[Records about charts and figures]
───

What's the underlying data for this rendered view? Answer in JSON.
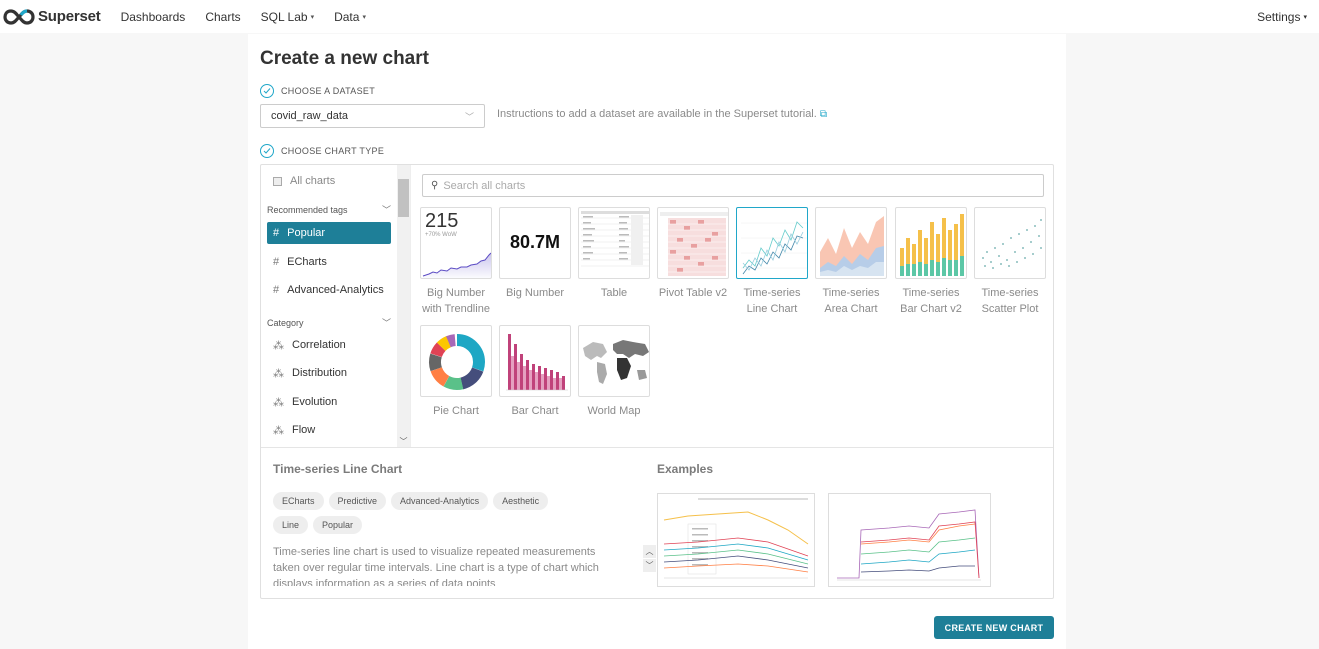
{
  "nav": {
    "brand": "Superset",
    "items": [
      {
        "label": "Dashboards"
      },
      {
        "label": "Charts"
      },
      {
        "label": "SQL Lab",
        "caret": "▾"
      },
      {
        "label": "Data",
        "caret": "▾"
      }
    ],
    "settings": "Settings",
    "settings_caret": "▾"
  },
  "page": {
    "title": "Create a new chart",
    "step1": "CHOOSE A DATASET",
    "step2": "CHOOSE CHART TYPE",
    "dataset_value": "covid_raw_data",
    "dataset_help": "Instructions to add a dataset are available in the Superset tutorial."
  },
  "sidebar": {
    "all_charts": "All charts",
    "recommended": "Recommended tags",
    "tags": [
      "Popular",
      "ECharts",
      "Advanced-Analytics"
    ],
    "category": "Category",
    "categories": [
      "Correlation",
      "Distribution",
      "Evolution",
      "Flow"
    ]
  },
  "search": {
    "placeholder": "Search all charts"
  },
  "tiles": [
    {
      "label": "Big Number with Trendline"
    },
    {
      "label": "Big Number"
    },
    {
      "label": "Table"
    },
    {
      "label": "Pivot Table v2"
    },
    {
      "label": "Time-series Line Chart",
      "selected": true
    },
    {
      "label": "Time-series Area Chart"
    },
    {
      "label": "Time-series Bar Chart v2"
    },
    {
      "label": "Time-series Scatter Plot"
    },
    {
      "label": "Pie Chart"
    },
    {
      "label": "Bar Chart"
    },
    {
      "label": "World Map"
    }
  ],
  "thumb_text": {
    "bn_trend_value": "215",
    "bn_trend_sub": "+70% WoW",
    "bn_value": "80.7M"
  },
  "detail": {
    "title": "Time-series Line Chart",
    "tags": [
      "ECharts",
      "Predictive",
      "Advanced-Analytics",
      "Aesthetic",
      "Line",
      "Popular"
    ],
    "description": "Time-series line chart is used to visualize repeated measurements taken over regular time intervals. Line chart is a type of chart which displays information as a series of data points",
    "examples_title": "Examples"
  },
  "create_button": "CREATE NEW CHART",
  "colors": {
    "accent": "#1e7f98",
    "check": "#20a7c9"
  }
}
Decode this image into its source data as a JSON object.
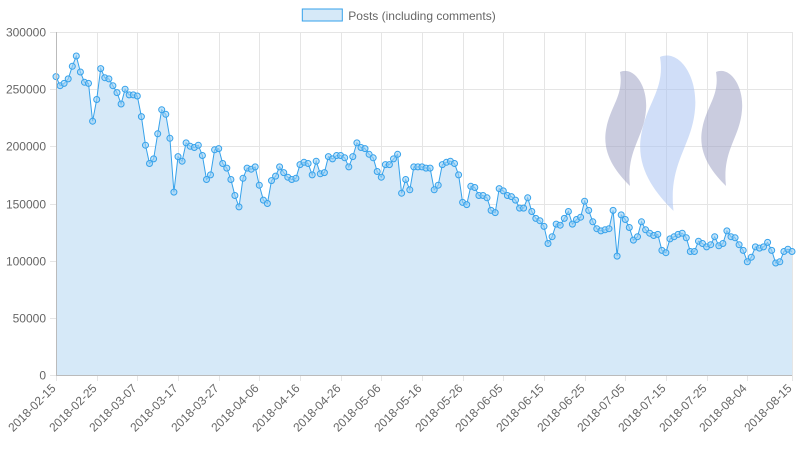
{
  "chart_data": {
    "type": "area",
    "legend": {
      "label": "Posts (including comments)",
      "position": "top"
    },
    "colors": {
      "line": "#36a2eb",
      "fill": "#d6e9f8",
      "point_fill": "#9ad0f5",
      "grid": "#e5e5e5",
      "text": "#666666",
      "logo": [
        "#9ea3c4",
        "#a9c3f2",
        "#9ea3c4"
      ]
    },
    "logo_icon": "steem-logo-icon",
    "grid": true,
    "ylim": [
      0,
      300000
    ],
    "yticks": [
      0,
      50000,
      100000,
      150000,
      200000,
      250000,
      300000
    ],
    "ytick_labels": [
      "0",
      "50000",
      "100000",
      "150000",
      "200000",
      "250000",
      "300000"
    ],
    "x_start": "2018-02-15",
    "x_end": "2018-08-15",
    "xtick_labels": [
      "2018-02-15",
      "2018-02-25",
      "2018-03-07",
      "2018-03-17",
      "2018-03-27",
      "2018-04-06",
      "2018-04-16",
      "2018-04-26",
      "2018-05-06",
      "2018-05-16",
      "2018-05-26",
      "2018-06-05",
      "2018-06-15",
      "2018-06-25",
      "2018-07-05",
      "2018-07-15",
      "2018-07-25",
      "2018-08-04",
      "2018-08-15"
    ],
    "series": [
      {
        "name": "Posts (including comments)",
        "values": [
          261000,
          253000,
          255000,
          259000,
          270000,
          279000,
          265000,
          256000,
          255000,
          222000,
          241000,
          268000,
          260000,
          259000,
          253000,
          247000,
          237000,
          250000,
          245000,
          245000,
          244000,
          226000,
          201000,
          185000,
          189000,
          211000,
          232000,
          228000,
          207000,
          160000,
          191000,
          187000,
          203000,
          200000,
          199000,
          201000,
          192000,
          171000,
          175000,
          197000,
          198000,
          185000,
          181000,
          171000,
          157000,
          147000,
          172000,
          181000,
          180000,
          182000,
          166000,
          153000,
          150000,
          170000,
          174000,
          182000,
          177000,
          173000,
          171000,
          172000,
          184000,
          186000,
          185000,
          175000,
          187000,
          176000,
          177000,
          191000,
          189000,
          192000,
          192000,
          190000,
          182000,
          191000,
          203000,
          199000,
          198000,
          193000,
          190000,
          178000,
          173000,
          184000,
          184000,
          189000,
          193000,
          159000,
          171000,
          162000,
          182000,
          182000,
          182000,
          181000,
          181000,
          162000,
          166000,
          184000,
          186000,
          187000,
          185000,
          175000,
          151000,
          149000,
          165000,
          164000,
          157000,
          157000,
          155000,
          144000,
          142000,
          163000,
          161000,
          157000,
          156000,
          153000,
          146000,
          146000,
          155000,
          143000,
          137000,
          135000,
          130000,
          115000,
          121000,
          132000,
          131000,
          137000,
          143000,
          132000,
          136000,
          138000,
          152000,
          144000,
          134000,
          128000,
          126000,
          127000,
          128000,
          144000,
          104000,
          140000,
          136000,
          129000,
          118000,
          121000,
          134000,
          127000,
          124000,
          122000,
          123000,
          109000,
          107000,
          119000,
          121000,
          123000,
          124000,
          120000,
          108000,
          108000,
          117000,
          115000,
          112000,
          114000,
          121000,
          113000,
          115000,
          126000,
          121000,
          120000,
          114000,
          109000,
          99000,
          103000,
          112000,
          111000,
          112000,
          116000,
          109000,
          98000,
          99000,
          108000,
          110000,
          108000
        ]
      }
    ]
  }
}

───

WHAT YOU HAVE TO DO: Going through the entries above, tally each line that has the word "Superset". Answer with the number only.

EXERCISE ANSWER: 2